### WHAT THIS TASK INVOLVES
Leave out the images and repeat the listing below without a single change.

### GIVEN RECORDS
— start —

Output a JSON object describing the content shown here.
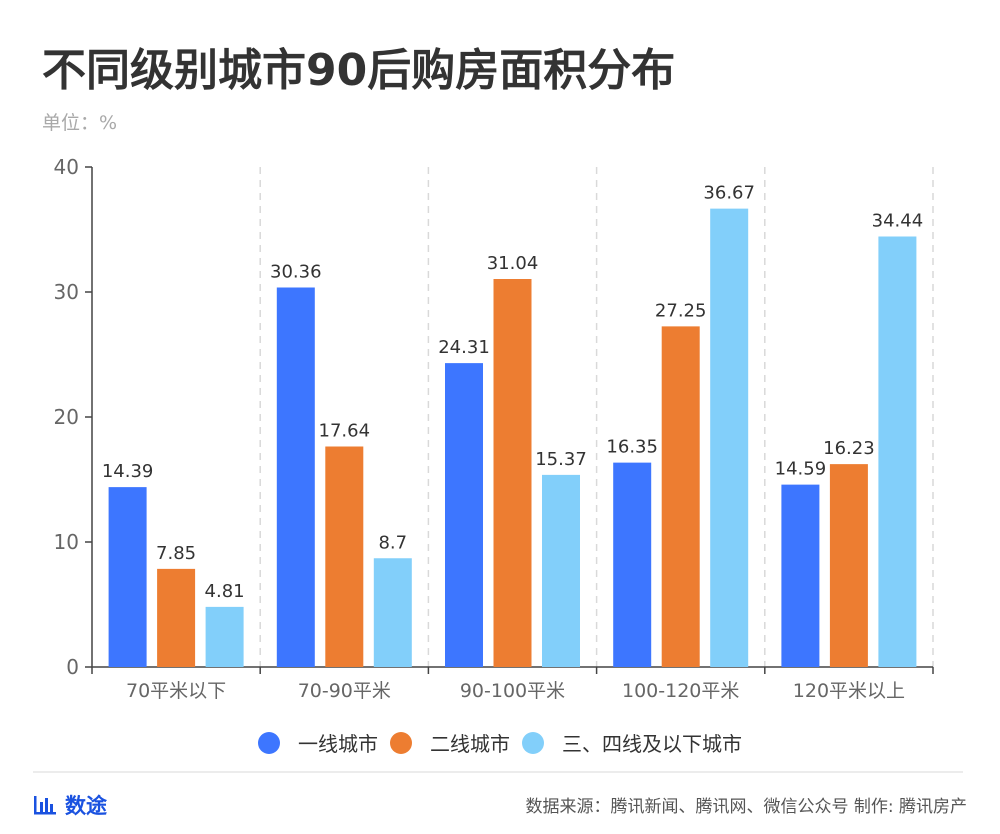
{
  "header": {
    "title": "不同级别城市90后购房面积分布",
    "unit": "单位：%"
  },
  "chart_data": {
    "type": "bar",
    "title": "不同级别城市90后购房面积分布",
    "ylabel": "单位：%",
    "xlabel": "",
    "ylim": [
      0,
      40
    ],
    "yticks": [
      0,
      10,
      20,
      30,
      40
    ],
    "grid": "vertical dashed separators between categories",
    "legend_position": "bottom",
    "categories": [
      "70平米以下",
      "70-90平米",
      "90-100平米",
      "100-120平米",
      "120平米以上"
    ],
    "series": [
      {
        "name": "一线城市",
        "color": "#3D76FF",
        "values": [
          14.39,
          30.36,
          24.31,
          16.35,
          14.59
        ]
      },
      {
        "name": "二线城市",
        "color": "#ED7D31",
        "values": [
          7.85,
          17.64,
          31.04,
          27.25,
          16.23
        ]
      },
      {
        "name": "三、四线及以下城市",
        "color": "#82CFFA",
        "values": [
          4.81,
          8.7,
          15.37,
          36.67,
          34.44
        ]
      }
    ]
  },
  "footer": {
    "brand": "数途",
    "brand_icon": "bar-chart-icon",
    "source": "数据来源：腾讯新闻、腾讯网、微信公众号 制作: 腾讯房产"
  }
}
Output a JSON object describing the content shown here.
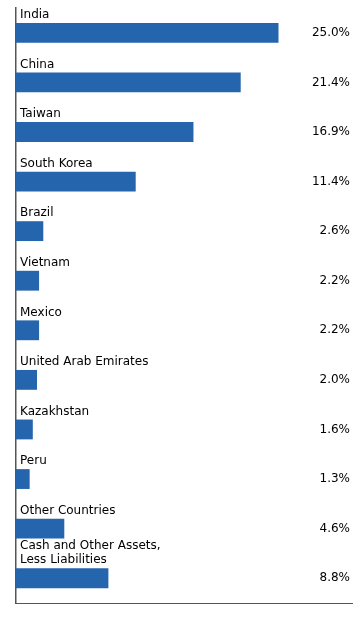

— end —

### REPLY
Output a JSON object describing the content shown here.
{
  "header": {
    "title": "不同级别城市90后购房面积分布",
    "unit": "单位：%"
  },
  "chart_data": {
    "type": "bar",
    "title": "不同级别城市90后购房面积分布",
    "ylabel": "单位：%",
    "xlabel": "",
    "ylim": [
      0,
      40
    ],
    "yticks": [
      0,
      10,
      20,
      30,
      40
    ],
    "grid": "vertical dashed separators between categories",
    "legend_position": "bottom",
    "categories": [
      "70平米以下",
      "70-90平米",
      "90-100平米",
      "100-120平米",
      "120平米以上"
    ],
    "series": [
      {
        "name": "一线城市",
        "color": "#3D76FF",
        "values": [
          14.39,
          30.36,
          24.31,
          16.35,
          14.59
        ]
      },
      {
        "name": "二线城市",
        "color": "#ED7D31",
        "values": [
          7.85,
          17.64,
          31.04,
          27.25,
          16.23
        ]
      },
      {
        "name": "三、四线及以下城市",
        "color": "#82CFFA",
        "values": [
          4.81,
          8.7,
          15.37,
          36.67,
          34.44
        ]
      }
    ]
  },
  "footer": {
    "brand": "数途",
    "brand_icon": "bar-chart-icon",
    "source": "数据来源：腾讯新闻、腾讯网、微信公众号 制作: 腾讯房产"
  }
}
Output a JSON object describing the content shown here.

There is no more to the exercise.